Directions for this task ▸
Return the listing below in full, with every line exactly as it is.

***** The data *****

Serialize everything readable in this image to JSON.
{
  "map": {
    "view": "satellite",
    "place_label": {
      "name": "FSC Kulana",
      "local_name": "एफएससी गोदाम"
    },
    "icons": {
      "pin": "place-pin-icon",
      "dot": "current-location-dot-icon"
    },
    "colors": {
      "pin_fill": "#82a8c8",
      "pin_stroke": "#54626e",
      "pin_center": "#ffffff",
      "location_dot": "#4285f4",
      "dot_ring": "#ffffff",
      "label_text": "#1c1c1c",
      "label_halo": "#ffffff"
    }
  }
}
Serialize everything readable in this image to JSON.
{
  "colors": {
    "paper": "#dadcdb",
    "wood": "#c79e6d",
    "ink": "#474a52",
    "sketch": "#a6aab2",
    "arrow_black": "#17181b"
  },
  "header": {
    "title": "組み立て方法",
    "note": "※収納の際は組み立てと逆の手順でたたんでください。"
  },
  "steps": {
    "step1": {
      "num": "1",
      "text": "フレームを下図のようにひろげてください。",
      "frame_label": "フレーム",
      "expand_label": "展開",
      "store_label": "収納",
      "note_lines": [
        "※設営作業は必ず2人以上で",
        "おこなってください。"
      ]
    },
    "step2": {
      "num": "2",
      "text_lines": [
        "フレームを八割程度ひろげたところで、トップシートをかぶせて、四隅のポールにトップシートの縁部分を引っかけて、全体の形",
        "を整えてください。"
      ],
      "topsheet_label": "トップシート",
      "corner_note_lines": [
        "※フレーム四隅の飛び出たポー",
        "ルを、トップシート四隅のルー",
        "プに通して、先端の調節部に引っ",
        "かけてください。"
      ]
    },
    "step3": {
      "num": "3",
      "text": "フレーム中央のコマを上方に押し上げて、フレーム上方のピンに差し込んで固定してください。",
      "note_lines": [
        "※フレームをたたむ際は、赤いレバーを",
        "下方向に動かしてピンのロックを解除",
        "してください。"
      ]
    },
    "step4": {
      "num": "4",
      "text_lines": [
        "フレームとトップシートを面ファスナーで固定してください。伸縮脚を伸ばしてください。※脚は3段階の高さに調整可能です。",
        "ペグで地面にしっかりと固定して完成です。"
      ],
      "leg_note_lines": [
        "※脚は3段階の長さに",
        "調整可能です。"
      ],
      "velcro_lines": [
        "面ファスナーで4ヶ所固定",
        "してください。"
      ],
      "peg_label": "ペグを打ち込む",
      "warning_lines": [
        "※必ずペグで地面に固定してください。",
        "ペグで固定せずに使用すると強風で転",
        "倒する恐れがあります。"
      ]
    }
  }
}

*****

Solution to the problem ▸
Serialize everything readable in this image to JSON.
{
  "map": {
    "view": "satellite",
    "place_label": {
      "name": "FSC Kulana",
      "local_name": "एफएससी गोदाम"
    },
    "icons": {
      "pin": "place-pin-icon",
      "dot": "current-location-dot-icon"
    },
    "colors": {
      "pin_fill": "#82a8c8",
      "pin_stroke": "#54626e",
      "pin_center": "#ffffff",
      "location_dot": "#4285f4",
      "dot_ring": "#ffffff",
      "label_text": "#1c1c1c",
      "label_halo": "#ffffff"
    }
  }
}
Serialize everything readable in this image to JSON.
{
  "colors": {
    "paper": "#dadcdb",
    "wood": "#c79e6d",
    "ink": "#474a52",
    "sketch": "#a6aab2",
    "arrow_black": "#17181b"
  },
  "header": {
    "title": "組み立て方法",
    "note": "※収納の際は組み立てと逆の手順でたたんでください。"
  },
  "steps": {
    "step1": {
      "num": "1",
      "text": "フレームを下図のようにひろげてください。",
      "frame_label": "フレーム",
      "expand_label": "展開",
      "store_label": "収納",
      "note_lines": [
        "※設営作業は必ず2人以上で",
        "おこなってください。"
      ]
    },
    "step2": {
      "num": "2",
      "text_lines": [
        "フレームを八割程度ひろげたところで、トップシートをかぶせて、四隅のポールにトップシートの縁部分を引っかけて、全体の形",
        "を整えてください。"
      ],
      "topsheet_label": "トップシート",
      "corner_note_lines": [
        "※フレーム四隅の飛び出たポー",
        "ルを、トップシート四隅のルー",
        "プに通して、先端の調節部に引っ",
        "かけてください。"
      ]
    },
    "step3": {
      "num": "3",
      "text": "フレーム中央のコマを上方に押し上げて、フレーム上方のピンに差し込んで固定してください。",
      "note_lines": [
        "※フレームをたたむ際は、赤いレバーを",
        "下方向に動かしてピンのロックを解除",
        "してください。"
      ]
    },
    "step4": {
      "num": "4",
      "text_lines": [
        "フレームとトップシートを面ファスナーで固定してください。伸縮脚を伸ばしてください。※脚は3段階の高さに調整可能です。",
        "ペグで地面にしっかりと固定して完成です。"
      ],
      "leg_note_lines": [
        "※脚は3段階の長さに",
        "調整可能です。"
      ],
      "velcro_lines": [
        "面ファスナーで4ヶ所固定",
        "してください。"
      ],
      "peg_label": "ペグを打ち込む",
      "warning_lines": [
        "※必ずペグで地面に固定してください。",
        "ペグで固定せずに使用すると強風で転",
        "倒する恐れがあります。"
      ]
    }
  }
}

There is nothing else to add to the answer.